Records for the task:
⁂

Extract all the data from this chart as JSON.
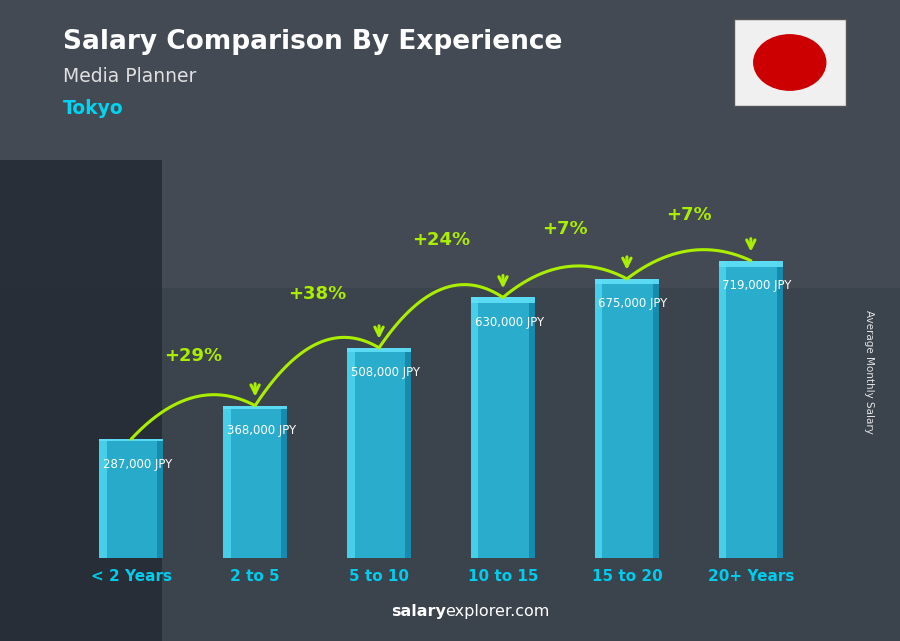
{
  "title": "Salary Comparison By Experience",
  "subtitle": "Media Planner",
  "city": "Tokyo",
  "categories": [
    "< 2 Years",
    "2 to 5",
    "5 to 10",
    "10 to 15",
    "15 to 20",
    "20+ Years"
  ],
  "values": [
    287000,
    368000,
    508000,
    630000,
    675000,
    719000
  ],
  "labels": [
    "287,000 JPY",
    "368,000 JPY",
    "508,000 JPY",
    "630,000 JPY",
    "675,000 JPY",
    "719,000 JPY"
  ],
  "increases": [
    null,
    "+29%",
    "+38%",
    "+24%",
    "+7%",
    "+7%"
  ],
  "bar_face_color": "#29b6d8",
  "bar_left_color": "#4dd6f0",
  "bar_right_color": "#1488aa",
  "bar_top_color": "#60e0f8",
  "background_color": "#5a6570",
  "title_color": "#ffffff",
  "subtitle_color": "#e0e0e0",
  "city_color": "#00d4f0",
  "label_color": "#ffffff",
  "increase_color": "#aaee00",
  "tick_color": "#00ccee",
  "ylabel": "Average Monthly Salary",
  "footer_salary": "salary",
  "footer_rest": "explorer.com",
  "figsize": [
    9.0,
    6.41
  ],
  "ylim": [
    0,
    900000
  ],
  "flag_white": "#f0f0f0",
  "flag_red": "#CC0000"
}
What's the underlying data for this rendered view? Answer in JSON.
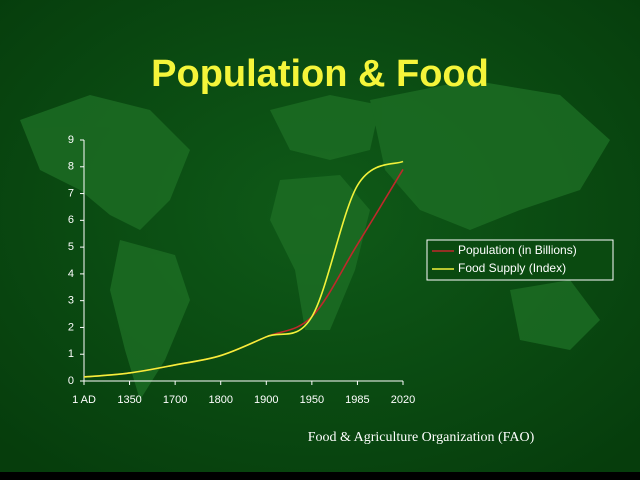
{
  "chart_data": {
    "type": "line",
    "title": "Population & Food",
    "categories": [
      "1 AD",
      "1350",
      "1700",
      "1800",
      "1900",
      "1950",
      "1985",
      "2020"
    ],
    "series": [
      {
        "name": "Population (in Billions)",
        "color": "#c0282b",
        "values": [
          0.15,
          0.3,
          0.6,
          0.95,
          1.65,
          2.4,
          5.1,
          7.9
        ]
      },
      {
        "name": "Food Supply (Index)",
        "color": "#f2f23a",
        "values": [
          0.15,
          0.3,
          0.6,
          0.95,
          1.65,
          2.4,
          7.3,
          8.2
        ]
      }
    ],
    "ylim": [
      0,
      9
    ],
    "yticks": [
      0,
      1,
      2,
      3,
      4,
      5,
      6,
      7,
      8,
      9
    ],
    "legend": "right",
    "source": "Food & Agriculture Organization (FAO)"
  }
}
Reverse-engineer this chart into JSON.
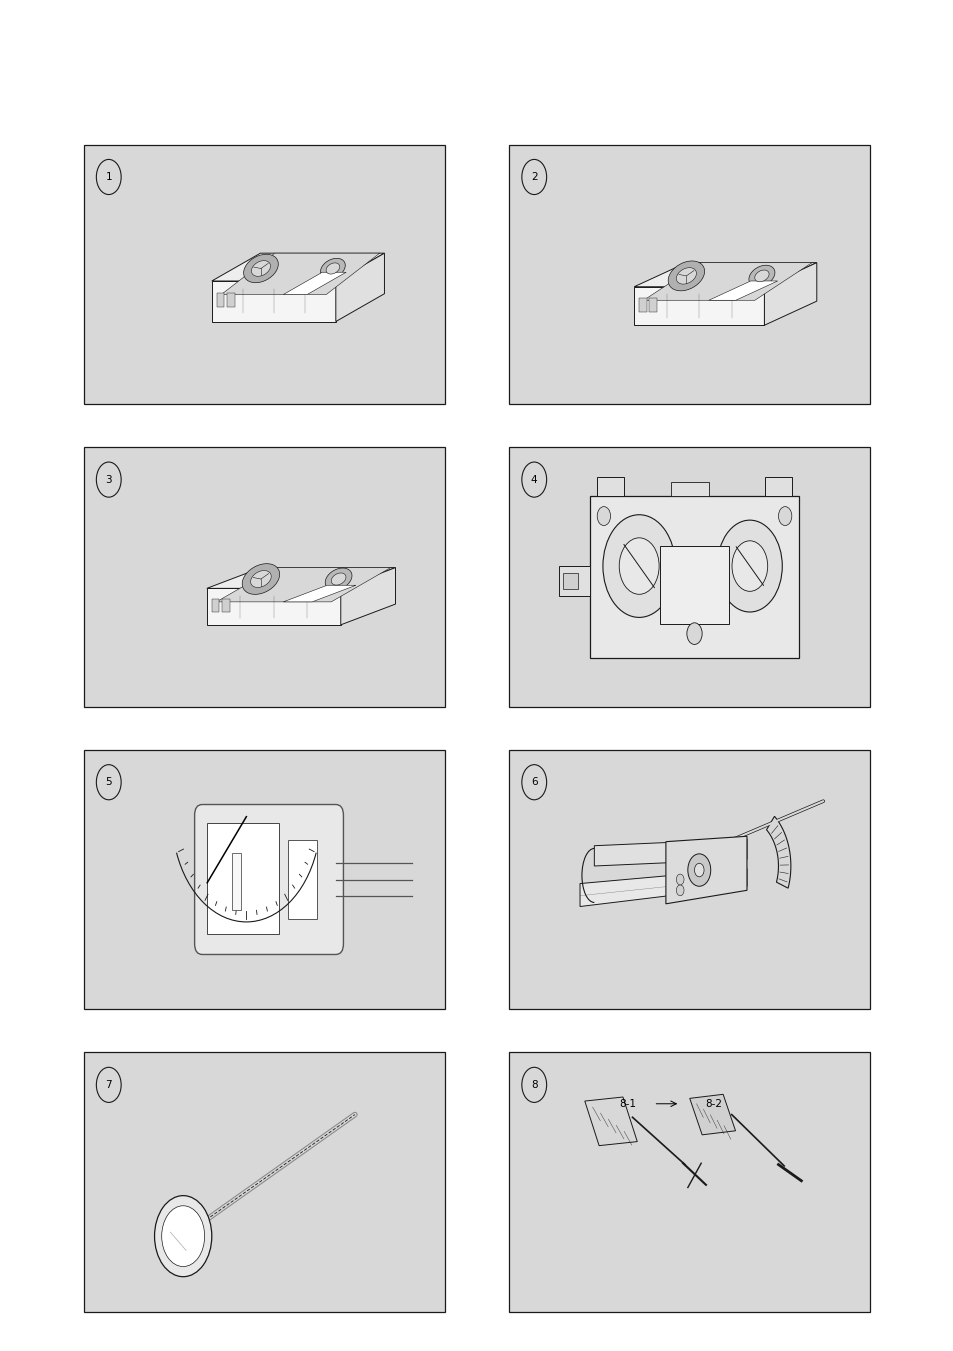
{
  "bg": "#ffffff",
  "box_bg": "#d8d8d8",
  "box_edge": "#333333",
  "lc": "#1a1a1a",
  "fig_w": 9.54,
  "fig_h": 13.51,
  "dpi": 100,
  "ml": 0.088,
  "mt": 0.107,
  "bw": 0.378,
  "bh": 0.192,
  "cg": 0.068,
  "rg": 0.032
}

⁂

Direction: Leave out each picture and extract the lines from the one containing "Reverse-engineer this chart into JSON." through the end of the records above, inclusive, exactly as they stand.

The reply:
Reverse-engineer this chart into JSON.
{
  "bg": "#ffffff",
  "box_bg": "#d8d8d8",
  "box_edge": "#333333",
  "lc": "#1a1a1a",
  "fig_w": 9.54,
  "fig_h": 13.51,
  "dpi": 100,
  "ml": 0.088,
  "mt": 0.107,
  "bw": 0.378,
  "bh": 0.192,
  "cg": 0.068,
  "rg": 0.032
}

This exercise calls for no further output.